# Start of Exercise input

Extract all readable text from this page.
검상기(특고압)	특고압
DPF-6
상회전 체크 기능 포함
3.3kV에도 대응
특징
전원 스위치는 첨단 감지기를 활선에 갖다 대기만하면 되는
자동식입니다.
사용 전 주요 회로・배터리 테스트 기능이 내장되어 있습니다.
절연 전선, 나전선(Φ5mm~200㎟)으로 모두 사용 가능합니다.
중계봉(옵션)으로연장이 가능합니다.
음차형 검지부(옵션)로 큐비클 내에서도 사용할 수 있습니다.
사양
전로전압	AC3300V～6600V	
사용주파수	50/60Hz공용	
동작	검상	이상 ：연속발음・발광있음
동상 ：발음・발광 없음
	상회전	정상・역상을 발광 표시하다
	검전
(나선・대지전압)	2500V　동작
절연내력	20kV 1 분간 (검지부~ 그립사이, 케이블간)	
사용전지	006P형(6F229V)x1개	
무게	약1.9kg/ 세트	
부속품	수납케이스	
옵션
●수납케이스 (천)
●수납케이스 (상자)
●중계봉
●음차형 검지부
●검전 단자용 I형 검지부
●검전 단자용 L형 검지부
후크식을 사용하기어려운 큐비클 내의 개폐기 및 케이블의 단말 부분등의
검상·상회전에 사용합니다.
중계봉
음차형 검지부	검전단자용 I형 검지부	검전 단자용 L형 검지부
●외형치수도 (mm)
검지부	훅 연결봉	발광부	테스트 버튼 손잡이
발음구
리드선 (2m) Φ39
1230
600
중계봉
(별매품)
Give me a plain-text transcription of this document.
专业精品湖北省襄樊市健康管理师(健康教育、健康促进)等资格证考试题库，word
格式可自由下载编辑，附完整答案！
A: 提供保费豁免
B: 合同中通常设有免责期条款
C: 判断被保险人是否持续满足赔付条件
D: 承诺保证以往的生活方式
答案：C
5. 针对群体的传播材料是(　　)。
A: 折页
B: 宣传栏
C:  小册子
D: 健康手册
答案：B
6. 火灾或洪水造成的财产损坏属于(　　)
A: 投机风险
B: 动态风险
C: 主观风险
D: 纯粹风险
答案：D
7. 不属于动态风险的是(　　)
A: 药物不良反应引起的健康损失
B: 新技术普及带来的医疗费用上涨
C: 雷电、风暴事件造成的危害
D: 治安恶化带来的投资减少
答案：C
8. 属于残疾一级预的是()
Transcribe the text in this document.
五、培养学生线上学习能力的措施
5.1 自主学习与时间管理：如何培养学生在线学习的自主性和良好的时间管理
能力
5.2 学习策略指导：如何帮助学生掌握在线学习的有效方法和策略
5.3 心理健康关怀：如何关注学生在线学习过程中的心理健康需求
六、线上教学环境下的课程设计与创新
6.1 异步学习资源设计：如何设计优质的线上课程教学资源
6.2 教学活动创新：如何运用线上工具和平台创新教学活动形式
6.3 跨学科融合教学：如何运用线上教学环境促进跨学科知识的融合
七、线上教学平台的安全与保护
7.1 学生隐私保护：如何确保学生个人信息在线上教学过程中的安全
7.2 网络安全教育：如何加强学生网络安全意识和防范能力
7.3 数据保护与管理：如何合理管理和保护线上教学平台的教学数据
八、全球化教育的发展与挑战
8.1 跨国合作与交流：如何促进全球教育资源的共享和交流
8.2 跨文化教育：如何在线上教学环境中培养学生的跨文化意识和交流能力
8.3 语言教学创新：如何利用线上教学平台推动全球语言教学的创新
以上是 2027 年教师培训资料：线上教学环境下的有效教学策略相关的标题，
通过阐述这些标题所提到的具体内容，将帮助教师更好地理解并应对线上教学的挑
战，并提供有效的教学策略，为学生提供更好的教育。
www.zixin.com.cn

# End of Exercise input

Retype each record exactly, leaving nothing out.

Exercise response:
Extract all readable text from this page.
검상기(특고압)	특고압
DPF-6
상회전 체크 기능 포함
3.3kV에도 대응
특징
전원 스위치는 첨단 감지기를 활선에 갖다 대기만하면 되는
자동식입니다.
사용 전 주요 회로・배터리 테스트 기능이 내장되어 있습니다.
절연 전선, 나전선(Φ5mm~200㎟)으로 모두 사용 가능합니다.
중계봉(옵션)으로연장이 가능합니다.
음차형 검지부(옵션)로 큐비클 내에서도 사용할 수 있습니다.
사양
전로전압	AC3300V～6600V	
사용주파수	50/60Hz공용	
동작	검상	이상 ：연속발음・발광있음
동상 ：발음・발광 없음
	상회전	정상・역상을 발광 표시하다
	검전
(나선・대지전압)	2500V　동작
절연내력	20kV 1 분간 (검지부~ 그립사이, 케이블간)	
사용전지	006P형(6F229V)x1개	
무게	약1.9kg/ 세트	
부속품	수납케이스	
옵션
●수납케이스 (천)
●수납케이스 (상자)
●중계봉
●음차형 검지부
●검전 단자용 I형 검지부
●검전 단자용 L형 검지부
후크식을 사용하기어려운 큐비클 내의 개폐기 및 케이블의 단말 부분등의
검상·상회전에 사용합니다.
중계봉
음차형 검지부	검전단자용 I형 검지부	검전 단자용 L형 검지부
●외형치수도 (mm)
검지부	훅 연결봉	발광부	테스트 버튼 손잡이
발음구
리드선 (2m) Φ39
1230
600
중계봉
(별매품)
Give me a plain-text transcription of this document.
专业精品湖北省襄樊市健康管理师(健康教育、健康促进)等资格证考试题库，word
格式可自由下载编辑，附完整答案！
A: 提供保费豁免
B: 合同中通常设有免责期条款
C: 判断被保险人是否持续满足赔付条件
D: 承诺保证以往的生活方式
答案：C
5. 针对群体的传播材料是(　　)。
A: 折页
B: 宣传栏
C:  小册子
D: 健康手册
答案：B
6. 火灾或洪水造成的财产损坏属于(　　)
A: 投机风险
B: 动态风险
C: 主观风险
D: 纯粹风险
答案：D
7. 不属于动态风险的是(　　)
A: 药物不良反应引起的健康损失
B: 新技术普及带来的医疗费用上涨
C: 雷电、风暴事件造成的危害
D: 治安恶化带来的投资减少
答案：C
8. 属于残疾一级预的是()
Transcribe the text in this document.
五、培养学生线上学习能力的措施
5.1 自主学习与时间管理：如何培养学生在线学习的自主性和良好的时间管理
能力
5.2 学习策略指导：如何帮助学生掌握在线学习的有效方法和策略
5.3 心理健康关怀：如何关注学生在线学习过程中的心理健康需求
六、线上教学环境下的课程设计与创新
6.1 异步学习资源设计：如何设计优质的线上课程教学资源
6.2 教学活动创新：如何运用线上工具和平台创新教学活动形式
6.3 跨学科融合教学：如何运用线上教学环境促进跨学科知识的融合
七、线上教学平台的安全与保护
7.1 学生隐私保护：如何确保学生个人信息在线上教学过程中的安全
7.2 网络安全教育：如何加强学生网络安全意识和防范能力
7.3 数据保护与管理：如何合理管理和保护线上教学平台的教学数据
八、全球化教育的发展与挑战
8.1 跨国合作与交流：如何促进全球教育资源的共享和交流
8.2 跨文化教育：如何在线上教学环境中培养学生的跨文化意识和交流能力
8.3 语言教学创新：如何利用线上教学平台推动全球语言教学的创新
以上是 2027 年教师培训资料：线上教学环境下的有效教学策略相关的标题，
通过阐述这些标题所提到的具体内容，将帮助教师更好地理解并应对线上教学的挑
战，并提供有效的教学策略，为学生提供更好的教育。
www.zixin.com.cn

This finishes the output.